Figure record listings
— start —
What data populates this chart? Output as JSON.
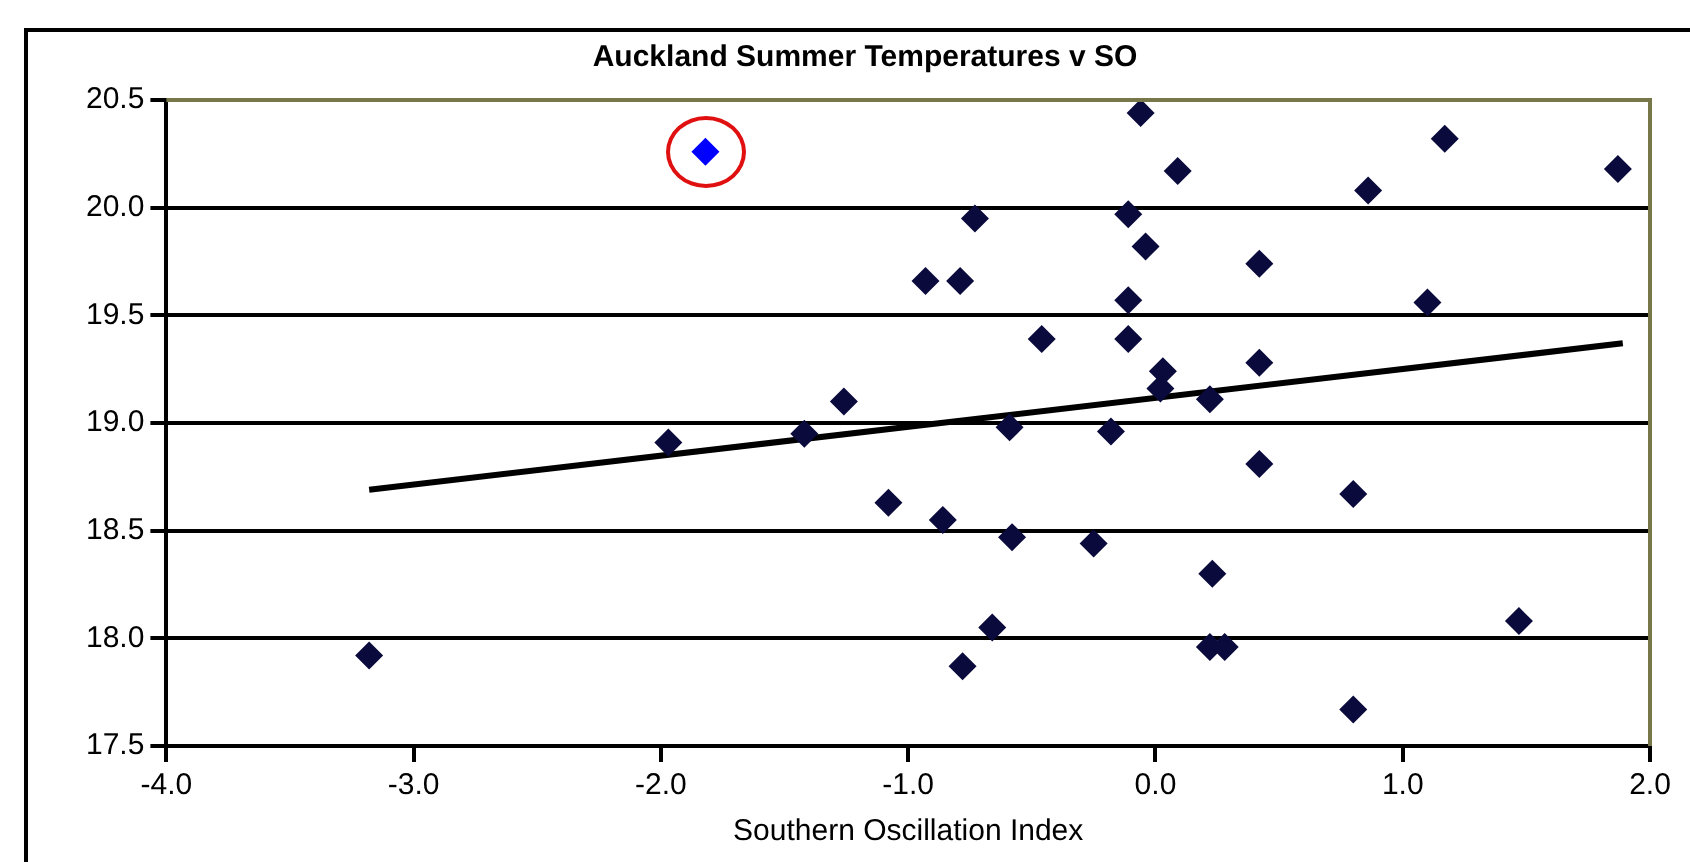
{
  "chart_data": {
    "type": "scatter",
    "title": "Auckland Summer Temperatures v SO",
    "xlabel": "Southern Oscillation Index",
    "xlim": [
      -4,
      2
    ],
    "ylim": [
      17.5,
      20.5
    ],
    "xticks": [
      {
        "value": -4,
        "label": "-4.0"
      },
      {
        "value": -3,
        "label": "-3.0"
      },
      {
        "value": -2,
        "label": "-2.0"
      },
      {
        "value": -1,
        "label": "-1.0"
      },
      {
        "value": 0,
        "label": "0.0"
      },
      {
        "value": 1,
        "label": "1.0"
      },
      {
        "value": 2,
        "label": "2.0"
      }
    ],
    "yticks": [
      17.5,
      {
        "value": 18,
        "label": "18.0"
      },
      18.5,
      {
        "value": 19,
        "label": "19.0"
      },
      19.5,
      {
        "value": 20,
        "label": "20.0"
      },
      20.5
    ],
    "grid": "y",
    "marker": "diamond",
    "legend": false,
    "series": [
      {
        "color": "#0a0a3c",
        "x": [
          -3.18,
          -1.97,
          -1.42,
          -1.26,
          -1.08,
          -0.93,
          -0.86,
          -0.79,
          -0.73,
          -0.78,
          -0.66,
          -0.59,
          -0.58,
          -0.46,
          -0.25,
          -0.18,
          -0.11,
          -0.11,
          -0.11,
          -0.06,
          -0.04,
          0.03,
          0.02,
          0.09,
          0.22,
          0.23,
          0.22,
          0.28,
          0.42,
          0.42,
          0.42,
          0.8,
          0.8,
          0.86,
          1.1,
          1.17,
          1.47,
          1.87
        ],
        "values": [
          17.92,
          18.91,
          18.95,
          19.1,
          18.63,
          19.66,
          18.55,
          19.66,
          19.95,
          17.87,
          18.05,
          18.98,
          18.47,
          19.39,
          18.44,
          18.96,
          19.97,
          19.57,
          19.39,
          20.44,
          19.82,
          19.24,
          19.16,
          20.17,
          19.11,
          18.3,
          17.96,
          17.96,
          19.74,
          19.28,
          18.81,
          18.67,
          17.67,
          20.08,
          19.56,
          20.32,
          18.08,
          20.18
        ]
      },
      {
        "color": "#0000ff",
        "x": [
          -1.82
        ],
        "values": [
          20.26
        ]
      },
      {
        "type": "line",
        "color": "#000000",
        "marker": "none",
        "x": [
          -3.18,
          1.89
        ],
        "values": [
          18.69,
          19.37
        ]
      }
    ]
  }
}
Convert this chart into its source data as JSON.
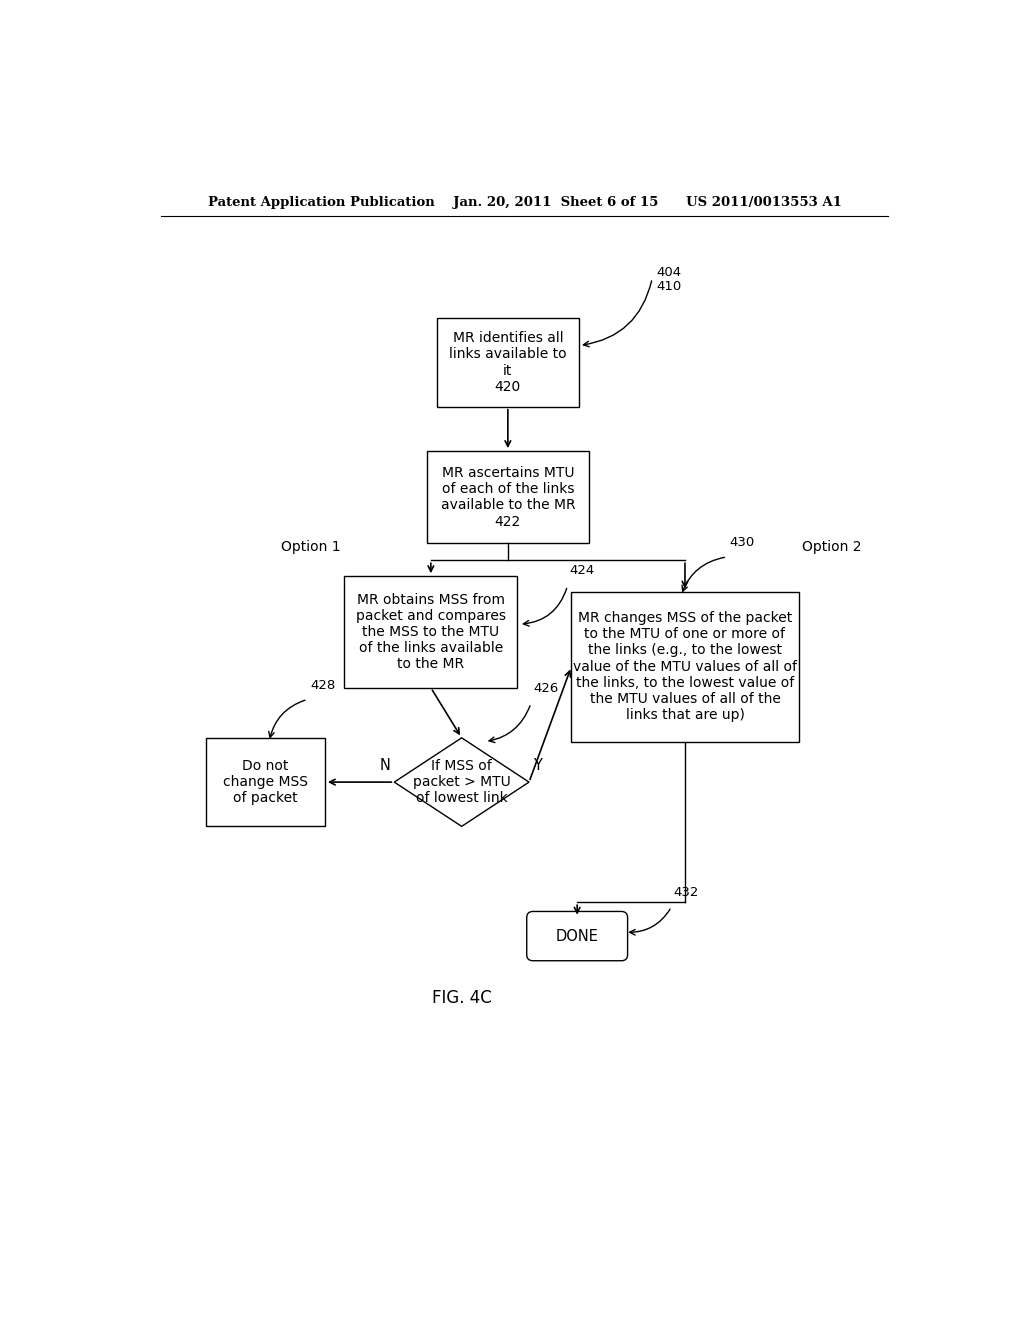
{
  "header": "Patent Application Publication    Jan. 20, 2011  Sheet 6 of 15      US 2011/0013553 A1",
  "fig_label": "FIG. 4C",
  "background_color": "#ffffff",
  "box410_text": "MR identifies all\nlinks available to\nit\n420",
  "box422_text": "MR ascertains MTU\nof each of the links\navailable to the MR\n422",
  "box424_text": "MR obtains MSS from\npacket and compares\nthe MSS to the MTU\nof the links available\nto the MR",
  "diamond426_text": "If MSS of\npacket > MTU\nof lowest link",
  "box428_text": "Do not\nchange MSS\nof packet",
  "box430_text": "MR changes MSS of the packet\nto the MTU of one or more of\nthe links (e.g., to the lowest\nvalue of the MTU values of all of\nthe links, to the lowest value of\nthe MTU values of all of the\nlinks that are up)",
  "done_text": "DONE",
  "label404": "404",
  "label410": "410",
  "label424": "424",
  "label426": "426",
  "label428": "428",
  "label430": "430",
  "label432": "432",
  "option1": "Option 1",
  "option2": "Option 2",
  "N_label": "N",
  "Y_label": "Y"
}
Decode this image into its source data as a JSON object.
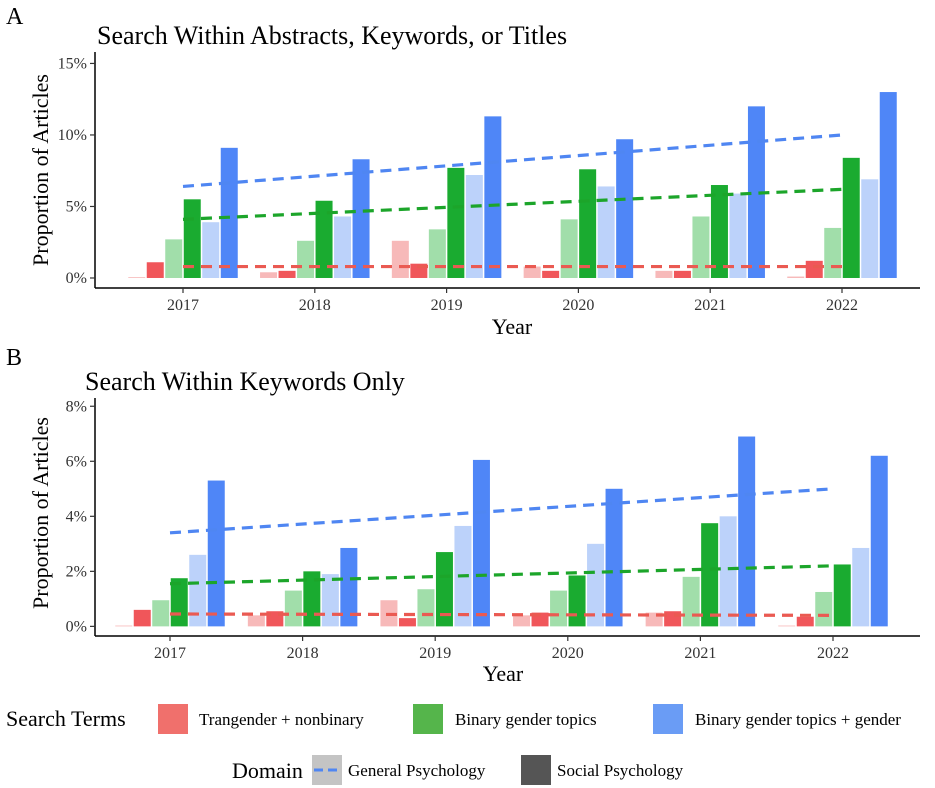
{
  "legend": {
    "search_terms_title": "Search Terms",
    "search_terms": [
      {
        "label": "Trangender + nonbinary",
        "color": "#f0706c"
      },
      {
        "label": "Binary gender topics",
        "color": "#55b54b"
      },
      {
        "label": "Binary gender topics + gender",
        "color": "#6a9cf5"
      }
    ],
    "domain_title": "Domain",
    "domains": [
      {
        "label": "General Psychology",
        "swatch": "#c4c4c4"
      },
      {
        "label": "Social Psychology",
        "swatch": "#555555"
      }
    ]
  },
  "colors": {
    "trans_social": "#f0565a",
    "trans_general": "#f7b9b9",
    "binary_social": "#1aab30",
    "binary_general": "#a1deaa",
    "gender_social": "#4f86f7",
    "gender_general": "#bcd2fa",
    "trend_trans": "#ea5a52",
    "trend_binary": "#1ca52a",
    "trend_gender": "#4f86f2"
  },
  "chart_data": [
    {
      "panel": "A",
      "type": "bar",
      "title": "Search Within Abstracts, Keywords, or Titles",
      "xlabel": "Year",
      "ylabel": "Proportion of Articles",
      "ylim": [
        -0.7,
        15.8
      ],
      "yticks": [
        0,
        5,
        10,
        15
      ],
      "ytick_labels": [
        "0%",
        "5%",
        "10%",
        "15%"
      ],
      "categories": [
        "2017",
        "2018",
        "2019",
        "2020",
        "2021",
        "2022"
      ],
      "series": [
        {
          "key": "trans_general",
          "values": [
            0.0,
            0.4,
            2.6,
            0.8,
            0.5,
            0.1
          ]
        },
        {
          "key": "trans_social",
          "values": [
            1.1,
            0.5,
            1.0,
            0.5,
            0.5,
            1.2
          ]
        },
        {
          "key": "binary_general",
          "values": [
            2.7,
            2.6,
            3.4,
            4.1,
            4.3,
            3.5
          ]
        },
        {
          "key": "binary_social",
          "values": [
            5.5,
            5.4,
            7.7,
            7.6,
            6.5,
            8.4
          ]
        },
        {
          "key": "gender_general",
          "values": [
            3.9,
            4.3,
            7.2,
            6.4,
            5.9,
            6.9
          ]
        },
        {
          "key": "gender_social",
          "values": [
            9.1,
            8.3,
            11.3,
            9.7,
            12.0,
            13.0
          ]
        }
      ],
      "trend_lines": [
        {
          "key": "trend_gender",
          "from": [
            2017,
            6.4
          ],
          "to": [
            2022,
            10.0
          ]
        },
        {
          "key": "trend_binary",
          "from": [
            2017,
            4.1
          ],
          "to": [
            2022,
            6.2
          ]
        },
        {
          "key": "trend_trans",
          "from": [
            2017,
            0.8
          ],
          "to": [
            2022,
            0.8
          ]
        }
      ]
    },
    {
      "panel": "B",
      "type": "bar",
      "title": "Search Within Keywords Only",
      "xlabel": "Year",
      "ylabel": "Proportion of Articles",
      "ylim": [
        -0.35,
        8.3
      ],
      "yticks": [
        0,
        2,
        4,
        6,
        8
      ],
      "ytick_labels": [
        "0%",
        "2%",
        "4%",
        "6%",
        "8%"
      ],
      "categories": [
        "2017",
        "2018",
        "2019",
        "2020",
        "2021",
        "2022"
      ],
      "series": [
        {
          "key": "trans_general",
          "values": [
            0.0,
            0.4,
            0.95,
            0.4,
            0.5,
            0.0
          ]
        },
        {
          "key": "trans_social",
          "values": [
            0.6,
            0.55,
            0.3,
            0.5,
            0.55,
            0.35
          ]
        },
        {
          "key": "binary_general",
          "values": [
            0.95,
            1.3,
            1.35,
            1.3,
            1.8,
            1.25
          ]
        },
        {
          "key": "binary_social",
          "values": [
            1.75,
            2.0,
            2.7,
            1.85,
            3.75,
            2.25
          ]
        },
        {
          "key": "gender_general",
          "values": [
            2.6,
            1.9,
            3.65,
            3.0,
            4.0,
            2.85
          ]
        },
        {
          "key": "gender_social",
          "values": [
            5.3,
            2.85,
            6.05,
            5.0,
            6.9,
            6.2
          ]
        }
      ],
      "trend_lines": [
        {
          "key": "trend_gender",
          "from": [
            2017,
            3.4
          ],
          "to": [
            2022,
            5.0
          ]
        },
        {
          "key": "trend_binary",
          "from": [
            2017,
            1.55
          ],
          "to": [
            2022,
            2.2
          ]
        },
        {
          "key": "trend_trans",
          "from": [
            2017,
            0.45
          ],
          "to": [
            2022,
            0.4
          ]
        }
      ]
    }
  ]
}
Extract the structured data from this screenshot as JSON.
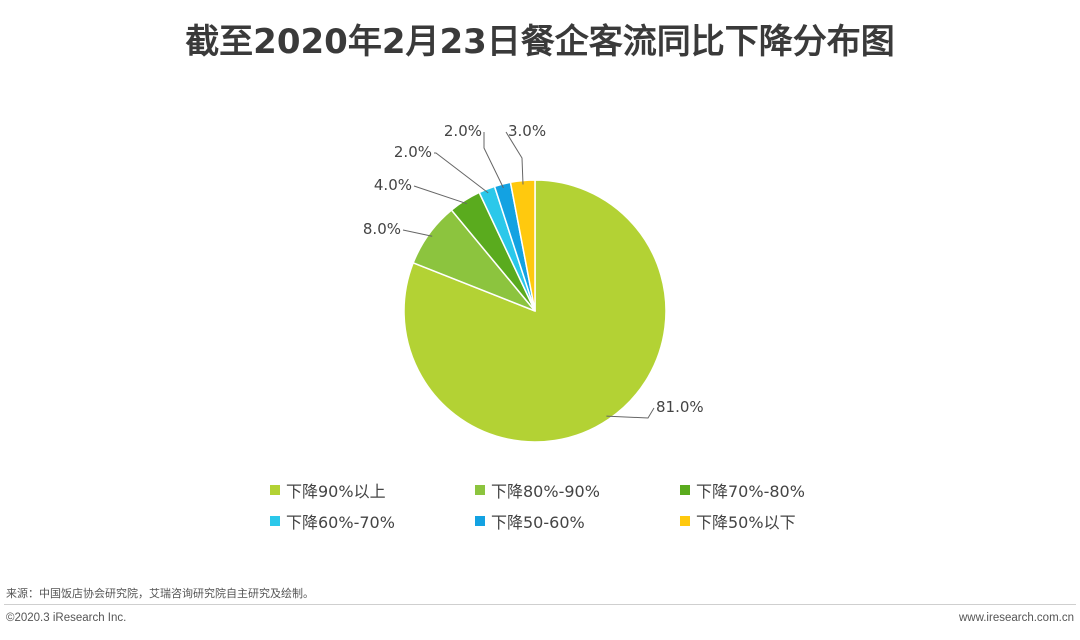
{
  "title": "截至2020年2月23日餐企客流同比下降分布图",
  "chart_data": {
    "type": "pie",
    "title": "截至2020年2月23日餐企客流同比下降分布图",
    "slices": [
      {
        "label": "下降90%以上",
        "value": 81.0,
        "display": "81.0%",
        "color": "#b3d234"
      },
      {
        "label": "下降80%-90%",
        "value": 8.0,
        "display": "8.0%",
        "color": "#8cc43e"
      },
      {
        "label": "下降70%-80%",
        "value": 4.0,
        "display": "4.0%",
        "color": "#5aab1e"
      },
      {
        "label": "下降60%-70%",
        "value": 2.0,
        "display": "2.0%",
        "color": "#2bc8ea"
      },
      {
        "label": "下降50-60%",
        "value": 2.0,
        "display": "2.0%",
        "color": "#13a2e2"
      },
      {
        "label": "下降50%以下",
        "value": 3.0,
        "display": "3.0%",
        "color": "#ffc90e"
      }
    ],
    "legend_placement": "bottom"
  },
  "footer": {
    "source": "来源：中国饭店协会研究院，艾瑞咨询研究院自主研究及绘制。",
    "copyright": "©2020.3 iResearch Inc.",
    "website": "www.iresearch.com.cn"
  }
}
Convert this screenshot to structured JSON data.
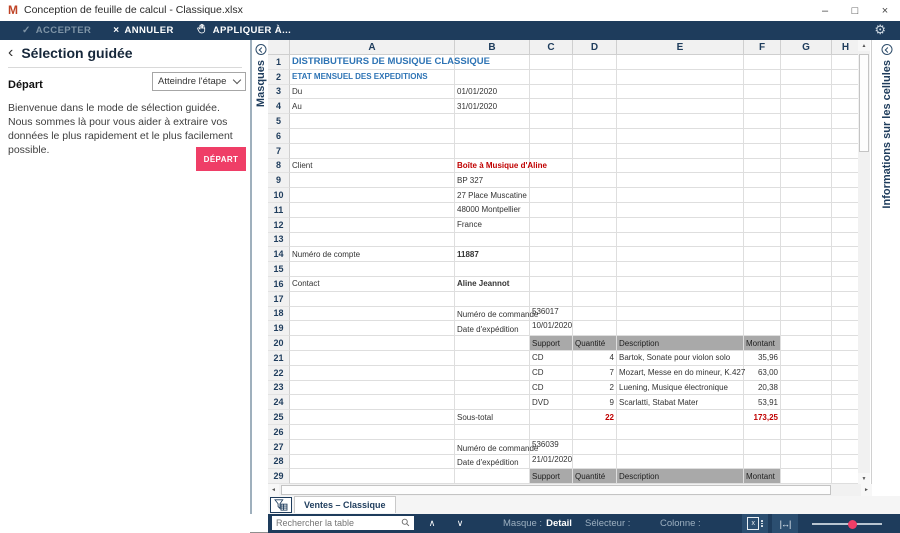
— end —
## REQUIRED WORK
Copy out each line of the data where the string "Within" appears.

## EXERCISE SOLUTION
      "title": "Search Within Abstracts, Keywords, or Titles",
      "title": "Search Within Keywords Only",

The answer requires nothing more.